**Work to do**.
Print the listing that follows, character for character.

**Provided material**.
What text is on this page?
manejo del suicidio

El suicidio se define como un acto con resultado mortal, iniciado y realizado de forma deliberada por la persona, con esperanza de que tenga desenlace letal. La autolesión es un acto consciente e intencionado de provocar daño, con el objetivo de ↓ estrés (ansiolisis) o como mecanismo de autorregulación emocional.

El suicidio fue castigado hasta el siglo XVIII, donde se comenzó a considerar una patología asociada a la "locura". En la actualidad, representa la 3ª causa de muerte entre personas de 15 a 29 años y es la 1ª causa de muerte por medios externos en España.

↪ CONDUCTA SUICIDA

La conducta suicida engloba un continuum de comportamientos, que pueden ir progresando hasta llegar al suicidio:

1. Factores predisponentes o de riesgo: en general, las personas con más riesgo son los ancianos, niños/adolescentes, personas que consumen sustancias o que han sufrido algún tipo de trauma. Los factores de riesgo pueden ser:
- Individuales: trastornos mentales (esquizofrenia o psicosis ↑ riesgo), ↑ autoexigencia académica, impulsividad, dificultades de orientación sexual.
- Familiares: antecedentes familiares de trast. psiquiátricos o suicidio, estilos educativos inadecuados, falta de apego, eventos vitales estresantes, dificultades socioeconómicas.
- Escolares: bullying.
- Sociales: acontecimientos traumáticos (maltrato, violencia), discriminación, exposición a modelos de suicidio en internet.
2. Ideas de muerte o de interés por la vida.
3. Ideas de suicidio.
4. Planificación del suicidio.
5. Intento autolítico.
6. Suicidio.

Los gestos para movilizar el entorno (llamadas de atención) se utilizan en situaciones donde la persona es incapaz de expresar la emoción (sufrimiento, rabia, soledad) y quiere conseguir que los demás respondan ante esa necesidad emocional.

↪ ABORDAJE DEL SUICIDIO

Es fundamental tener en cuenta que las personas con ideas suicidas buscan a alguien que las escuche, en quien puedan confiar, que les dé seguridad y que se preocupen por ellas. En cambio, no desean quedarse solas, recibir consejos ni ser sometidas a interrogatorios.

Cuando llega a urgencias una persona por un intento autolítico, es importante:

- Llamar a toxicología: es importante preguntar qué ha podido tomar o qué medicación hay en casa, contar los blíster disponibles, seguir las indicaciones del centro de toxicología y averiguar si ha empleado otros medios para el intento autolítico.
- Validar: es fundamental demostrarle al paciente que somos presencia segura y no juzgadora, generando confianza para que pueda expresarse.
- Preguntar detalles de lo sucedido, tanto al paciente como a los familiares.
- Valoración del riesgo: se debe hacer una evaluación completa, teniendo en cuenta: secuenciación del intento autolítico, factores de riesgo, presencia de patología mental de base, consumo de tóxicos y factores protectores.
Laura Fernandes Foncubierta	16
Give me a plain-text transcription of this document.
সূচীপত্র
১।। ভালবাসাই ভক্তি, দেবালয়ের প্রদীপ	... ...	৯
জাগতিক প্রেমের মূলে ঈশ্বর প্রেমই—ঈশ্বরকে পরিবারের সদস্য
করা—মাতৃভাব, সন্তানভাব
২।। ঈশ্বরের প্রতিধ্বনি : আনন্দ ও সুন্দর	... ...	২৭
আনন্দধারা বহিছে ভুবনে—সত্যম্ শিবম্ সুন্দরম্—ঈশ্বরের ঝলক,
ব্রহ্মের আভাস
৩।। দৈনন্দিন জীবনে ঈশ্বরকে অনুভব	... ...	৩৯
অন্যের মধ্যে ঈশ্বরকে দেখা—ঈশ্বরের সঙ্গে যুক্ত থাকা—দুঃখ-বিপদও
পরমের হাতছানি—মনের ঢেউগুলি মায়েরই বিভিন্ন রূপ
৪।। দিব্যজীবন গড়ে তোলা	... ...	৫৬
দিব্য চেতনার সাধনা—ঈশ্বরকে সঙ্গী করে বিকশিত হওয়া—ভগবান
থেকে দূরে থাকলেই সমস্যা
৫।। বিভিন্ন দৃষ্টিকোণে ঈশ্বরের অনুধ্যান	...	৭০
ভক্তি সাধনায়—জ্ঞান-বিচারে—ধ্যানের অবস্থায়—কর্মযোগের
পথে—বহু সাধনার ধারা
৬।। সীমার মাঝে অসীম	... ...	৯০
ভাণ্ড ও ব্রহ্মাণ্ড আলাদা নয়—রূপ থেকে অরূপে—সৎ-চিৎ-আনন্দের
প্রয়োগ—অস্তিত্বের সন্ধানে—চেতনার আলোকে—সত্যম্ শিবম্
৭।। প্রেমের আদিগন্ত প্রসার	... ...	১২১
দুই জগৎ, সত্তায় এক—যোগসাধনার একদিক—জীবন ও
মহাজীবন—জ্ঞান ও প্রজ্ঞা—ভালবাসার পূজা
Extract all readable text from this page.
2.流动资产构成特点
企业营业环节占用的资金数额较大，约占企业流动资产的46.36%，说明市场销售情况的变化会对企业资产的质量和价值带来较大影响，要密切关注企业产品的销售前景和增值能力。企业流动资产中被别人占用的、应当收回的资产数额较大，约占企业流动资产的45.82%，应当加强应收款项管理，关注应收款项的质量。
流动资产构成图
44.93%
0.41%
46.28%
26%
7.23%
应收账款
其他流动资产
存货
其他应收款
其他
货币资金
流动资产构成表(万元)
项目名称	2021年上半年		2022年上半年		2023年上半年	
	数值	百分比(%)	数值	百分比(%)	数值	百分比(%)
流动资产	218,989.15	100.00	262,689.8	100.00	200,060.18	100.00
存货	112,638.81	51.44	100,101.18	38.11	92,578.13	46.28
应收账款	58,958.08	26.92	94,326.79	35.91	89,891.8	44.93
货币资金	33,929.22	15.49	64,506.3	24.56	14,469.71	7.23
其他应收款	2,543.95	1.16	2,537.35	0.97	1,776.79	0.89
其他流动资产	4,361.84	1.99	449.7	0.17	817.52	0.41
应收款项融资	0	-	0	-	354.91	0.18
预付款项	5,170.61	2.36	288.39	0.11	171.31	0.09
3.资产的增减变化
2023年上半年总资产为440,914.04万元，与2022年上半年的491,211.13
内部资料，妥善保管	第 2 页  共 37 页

**The result**.
What text is on this page?
manejo del suicidio

El suicidio se define como un acto con resultado mortal, iniciado y realizado de forma deliberada por la persona, con esperanza de que tenga desenlace letal. La autolesión es un acto consciente e intencionado de provocar daño, con el objetivo de ↓ estrés (ansiolisis) o como mecanismo de autorregulación emocional.

El suicidio fue castigado hasta el siglo XVIII, donde se comenzó a considerar una patología asociada a la "locura". En la actualidad, representa la 3ª causa de muerte entre personas de 15 a 29 años y es la 1ª causa de muerte por medios externos en España.

↪ CONDUCTA SUICIDA

La conducta suicida engloba un continuum de comportamientos, que pueden ir progresando hasta llegar al suicidio:

1. Factores predisponentes o de riesgo: en general, las personas con más riesgo son los ancianos, niños/adolescentes, personas que consumen sustancias o que han sufrido algún tipo de trauma. Los factores de riesgo pueden ser:
- Individuales: trastornos mentales (esquizofrenia o psicosis ↑ riesgo), ↑ autoexigencia académica, impulsividad, dificultades de orientación sexual.
- Familiares: antecedentes familiares de trast. psiquiátricos o suicidio, estilos educativos inadecuados, falta de apego, eventos vitales estresantes, dificultades socioeconómicas.
- Escolares: bullying.
- Sociales: acontecimientos traumáticos (maltrato, violencia), discriminación, exposición a modelos de suicidio en internet.
2. Ideas de muerte o de interés por la vida.
3. Ideas de suicidio.
4. Planificación del suicidio.
5. Intento autolítico.
6. Suicidio.

Los gestos para movilizar el entorno (llamadas de atención) se utilizan en situaciones donde la persona es incapaz de expresar la emoción (sufrimiento, rabia, soledad) y quiere conseguir que los demás respondan ante esa necesidad emocional.

↪ ABORDAJE DEL SUICIDIO

Es fundamental tener en cuenta que las personas con ideas suicidas buscan a alguien que las escuche, en quien puedan confiar, que les dé seguridad y que se preocupen por ellas. En cambio, no desean quedarse solas, recibir consejos ni ser sometidas a interrogatorios.

Cuando llega a urgencias una persona por un intento autolítico, es importante:

- Llamar a toxicología: es importante preguntar qué ha podido tomar o qué medicación hay en casa, contar los blíster disponibles, seguir las indicaciones del centro de toxicología y averiguar si ha empleado otros medios para el intento autolítico.
- Validar: es fundamental demostrarle al paciente que somos presencia segura y no juzgadora, generando confianza para que pueda expresarse.
- Preguntar detalles de lo sucedido, tanto al paciente como a los familiares.
- Valoración del riesgo: se debe hacer una evaluación completa, teniendo en cuenta: secuenciación del intento autolítico, factores de riesgo, presencia de patología mental de base, consumo de tóxicos y factores protectores.
Laura Fernandes Foncubierta	16
Give me a plain-text transcription of this document.
সূচীপত্র
১।। ভালবাসাই ভক্তি, দেবালয়ের প্রদীপ	... ...	৯
জাগতিক প্রেমের মূলে ঈশ্বর প্রেমই—ঈশ্বরকে পরিবারের সদস্য
করা—মাতৃভাব, সন্তানভাব
২।। ঈশ্বরের প্রতিধ্বনি : আনন্দ ও সুন্দর	... ...	২৭
আনন্দধারা বহিছে ভুবনে—সত্যম্ শিবম্ সুন্দরম্—ঈশ্বরের ঝলক,
ব্রহ্মের আভাস
৩।। দৈনন্দিন জীবনে ঈশ্বরকে অনুভব	... ...	৩৯
অন্যের মধ্যে ঈশ্বরকে দেখা—ঈশ্বরের সঙ্গে যুক্ত থাকা—দুঃখ-বিপদও
পরমের হাতছানি—মনের ঢেউগুলি মায়েরই বিভিন্ন রূপ
৪।। দিব্যজীবন গড়ে তোলা	... ...	৫৬
দিব্য চেতনার সাধনা—ঈশ্বরকে সঙ্গী করে বিকশিত হওয়া—ভগবান
থেকে দূরে থাকলেই সমস্যা
৫।। বিভিন্ন দৃষ্টিকোণে ঈশ্বরের অনুধ্যান	...	৭০
ভক্তি সাধনায়—জ্ঞান-বিচারে—ধ্যানের অবস্থায়—কর্মযোগের
পথে—বহু সাধনার ধারা
৬।। সীমার মাঝে অসীম	... ...	৯০
ভাণ্ড ও ব্রহ্মাণ্ড আলাদা নয়—রূপ থেকে অরূপে—সৎ-চিৎ-আনন্দের
প্রয়োগ—অস্তিত্বের সন্ধানে—চেতনার আলোকে—সত্যম্ শিবম্
৭।। প্রেমের আদিগন্ত প্রসার	... ...	১২১
দুই জগৎ, সত্তায় এক—যোগসাধনার একদিক—জীবন ও
মহাজীবন—জ্ঞান ও প্রজ্ঞা—ভালবাসার পূজা
Extract all readable text from this page.
2.流动资产构成特点
企业营业环节占用的资金数额较大，约占企业流动资产的46.36%，说明市场销售情况的变化会对企业资产的质量和价值带来较大影响，要密切关注企业产品的销售前景和增值能力。企业流动资产中被别人占用的、应当收回的资产数额较大，约占企业流动资产的45.82%，应当加强应收款项管理，关注应收款项的质量。
流动资产构成图
44.93%
0.41%
46.28%
26%
7.23%
应收账款
其他流动资产
存货
其他应收款
其他
货币资金
流动资产构成表(万元)
项目名称	2021年上半年		2022年上半年		2023年上半年	
	数值	百分比(%)	数值	百分比(%)	数值	百分比(%)
流动资产	218,989.15	100.00	262,689.8	100.00	200,060.18	100.00
存货	112,638.81	51.44	100,101.18	38.11	92,578.13	46.28
应收账款	58,958.08	26.92	94,326.79	35.91	89,891.8	44.93
货币资金	33,929.22	15.49	64,506.3	24.56	14,469.71	7.23
其他应收款	2,543.95	1.16	2,537.35	0.97	1,776.79	0.89
其他流动资产	4,361.84	1.99	449.7	0.17	817.52	0.41
应收款项融资	0	-	0	-	354.91	0.18
预付款项	5,170.61	2.36	288.39	0.11	171.31	0.09
3.资产的增减变化
2023年上半年总资产为440,914.04万元，与2022年上半年的491,211.13
内部资料，妥善保管	第 2 页  共 37 页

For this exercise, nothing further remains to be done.